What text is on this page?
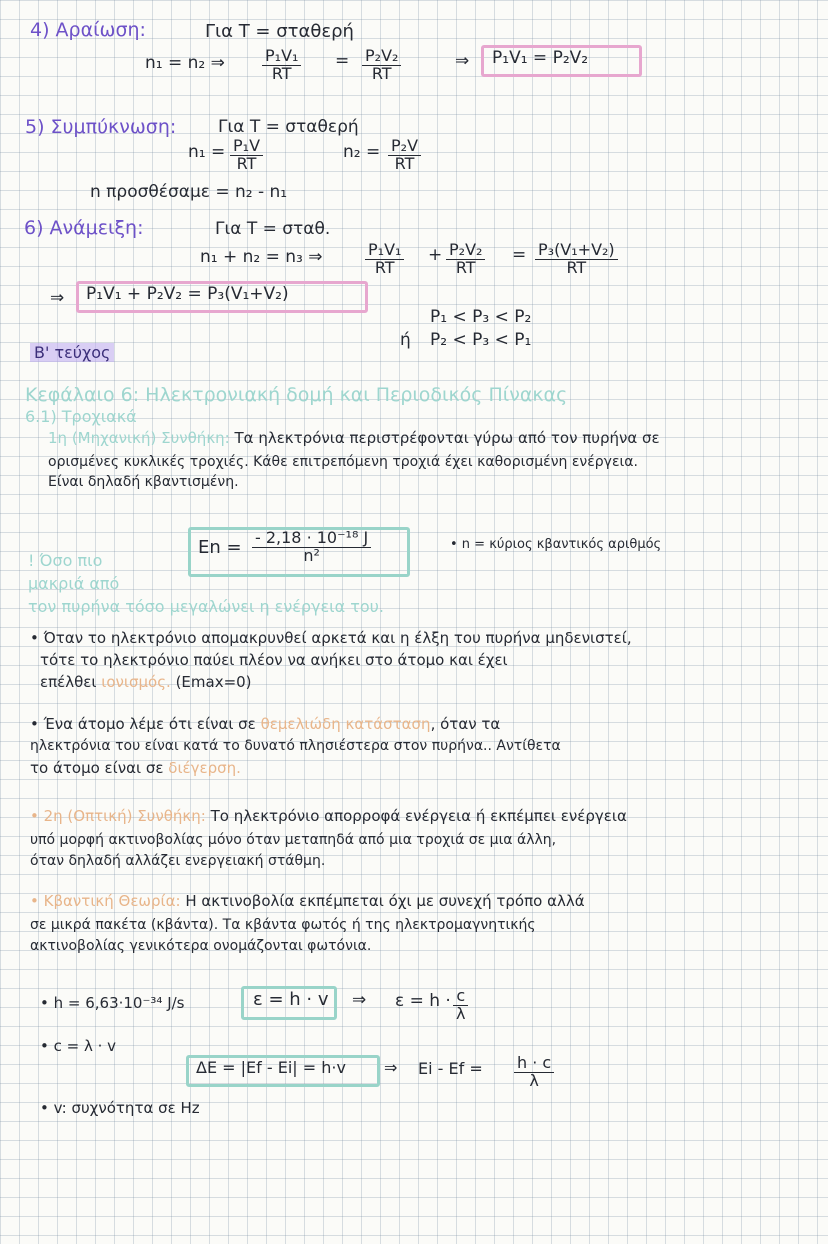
4) Αραίωση:	Για T = σταθερή
n₁ = n₂ ⇒ $\frac{\text{P₁V₁}}{RT} = \frac{\text{P₂V₂}}{RT}$	⇒ P₁V₁ = P₂V₂
5) Συμπύκνωση: Για T = σταθερή
$n_1 = \frac{\text{P₁V}}{RT}$	$n_2 = \frac{\text{P₂V}}{RT}$
n προσθέσαμε = n₂ - n₁
6) Ανάμειξη:	Για T = σταθ.
n₁ + n₂ = n₃ ⇒	$\frac{\text{P₁V₁}}{RT} + \frac{\text{P₂V₂}}{RT} = \frac{\text{P₃(V₁+V₂)}}{RT}$
⇒ P₁V₁ + P₂V₂ = P₃(V₁+V₂)
P₁ < P₃ < P₂
ή P₂ < P₃ < P₁
Β' τεύχος
Κεφάλαιο 6: Ηλεκτρονιακή δομή και Περιοδικός Πίνακας
6.1) Τροχιακά
1η (Μηχανική) Συνθήκη: Τα ηλεκτρόνια περιστρέφονται γύρω από τον πυρήνα σε
ορισμένες κυκλικές τροχιές. Κάθε επιτρεπόμενη τροχιά έχει καθορισμένη ενέργεια.
Είναι δηλαδή κβαντισμένη.
$En = \frac{\text{- 2,18 · 10⁻¹⁸ J}}{\text{n²}}$	• n = κύριος κβαντικός αριθμός
! Όσο πιο
μακριά από
τον πυρήνα τόσο μεγαλώνει η ενέργεια του.
• Όταν το ηλεκτρόνιο απομακρυνθεί αρκετά και η έλξη του πυρήνα μηδενιστεί,
τότε το ηλεκτρόνιο παύει πλέον να ανήκει στο άτομο και έχει
επέλθει ιονισμός. (Emax=0)
• Ένα άτομο λέμε ότι είναι σε θεμελιώδη κατάσταση, όταν τα
ηλεκτρόνια του είναι κατά το δυνατό πλησιέστερα στον πυρήνα.. Αντίθετα
το άτομο είναι σε διέγερση.
• 2η (Οπτική) Συνθήκη: Το ηλεκτρόνιο απορροφά ενέργεια ή εκπέμπει ενέργεια
υπό μορφή ακτινοβολίας μόνο όταν μεταπηδά από μια τροχιά σε μια άλλη,
όταν δηλαδή αλλάζει ενεργειακή στάθμη.
• Κβαντική Θεωρία: Η ακτινοβολία εκπέμπεται όχι με συνεχή τρόπο αλλά
σε μικρά πακέτα (κβάντα). Τα κβάντα φωτός ή της ηλεκτρομαγνητικής
ακτινοβολίας γενικότερα ονομάζονται φωτόνια.
• h = 6,63·10⁻³⁴ J/s	ε = h · v ⇒ $\varepsilon = h \cdot \frac{c}{\lambda}$
• c = λ · v
ΔΕ = |Ef - Ei| = h·v ⇒ $Ei - Ef = \frac{h \cdot c}{\lambda}$
• v: συχνότητα σε Hz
+++++
### Exercise instructions
None of the pictures should appear; repeat the records exactly otherwise.

### Response
What text is on this page?
4) Αραίωση:	Για T = σταθερή
n₁ = n₂ ⇒ $\frac{\text{P₁V₁}}{RT} = \frac{\text{P₂V₂}}{RT}$	⇒ P₁V₁ = P₂V₂
5) Συμπύκνωση: Για T = σταθερή
$n_1 = \frac{\text{P₁V}}{RT}$	$n_2 = \frac{\text{P₂V}}{RT}$
n προσθέσαμε = n₂ - n₁
6) Ανάμειξη:	Για T = σταθ.
n₁ + n₂ = n₃ ⇒	$\frac{\text{P₁V₁}}{RT} + \frac{\text{P₂V₂}}{RT} = \frac{\text{P₃(V₁+V₂)}}{RT}$
⇒ P₁V₁ + P₂V₂ = P₃(V₁+V₂)
P₁ < P₃ < P₂
ή P₂ < P₃ < P₁
Β' τεύχος
Κεφάλαιο 6: Ηλεκτρονιακή δομή και Περιοδικός Πίνακας
6.1) Τροχιακά
1η (Μηχανική) Συνθήκη: Τα ηλεκτρόνια περιστρέφονται γύρω από τον πυρήνα σε
ορισμένες κυκλικές τροχιές. Κάθε επιτρεπόμενη τροχιά έχει καθορισμένη ενέργεια.
Είναι δηλαδή κβαντισμένη.
$En = \frac{\text{- 2,18 · 10⁻¹⁸ J}}{\text{n²}}$	• n = κύριος κβαντικός αριθμός
! Όσο πιο
μακριά από
τον πυρήνα τόσο μεγαλώνει η ενέργεια του.
• Όταν το ηλεκτρόνιο απομακρυνθεί αρκετά και η έλξη του πυρήνα μηδενιστεί,
τότε το ηλεκτρόνιο παύει πλέον να ανήκει στο άτομο και έχει
επέλθει ιονισμός. (Emax=0)
• Ένα άτομο λέμε ότι είναι σε θεμελιώδη κατάσταση, όταν τα
ηλεκτρόνια του είναι κατά το δυνατό πλησιέστερα στον πυρήνα.. Αντίθετα
το άτομο είναι σε διέγερση.
• 2η (Οπτική) Συνθήκη: Το ηλεκτρόνιο απορροφά ενέργεια ή εκπέμπει ενέργεια
υπό μορφή ακτινοβολίας μόνο όταν μεταπηδά από μια τροχιά σε μια άλλη,
όταν δηλαδή αλλάζει ενεργειακή στάθμη.
• Κβαντική Θεωρία: Η ακτινοβολία εκπέμπεται όχι με συνεχή τρόπο αλλά
σε μικρά πακέτα (κβάντα). Τα κβάντα φωτός ή της ηλεκτρομαγνητικής
ακτινοβολίας γενικότερα ονομάζονται φωτόνια.
• h = 6,63·10⁻³⁴ J/s	ε = h · v ⇒ $\varepsilon = h \cdot \frac{c}{\lambda}$
• c = λ · v
ΔΕ = |Ef - Ei| = h·v ⇒ $Ei - Ef = \frac{h \cdot c}{\lambda}$
• v: συχνότητα σε Hz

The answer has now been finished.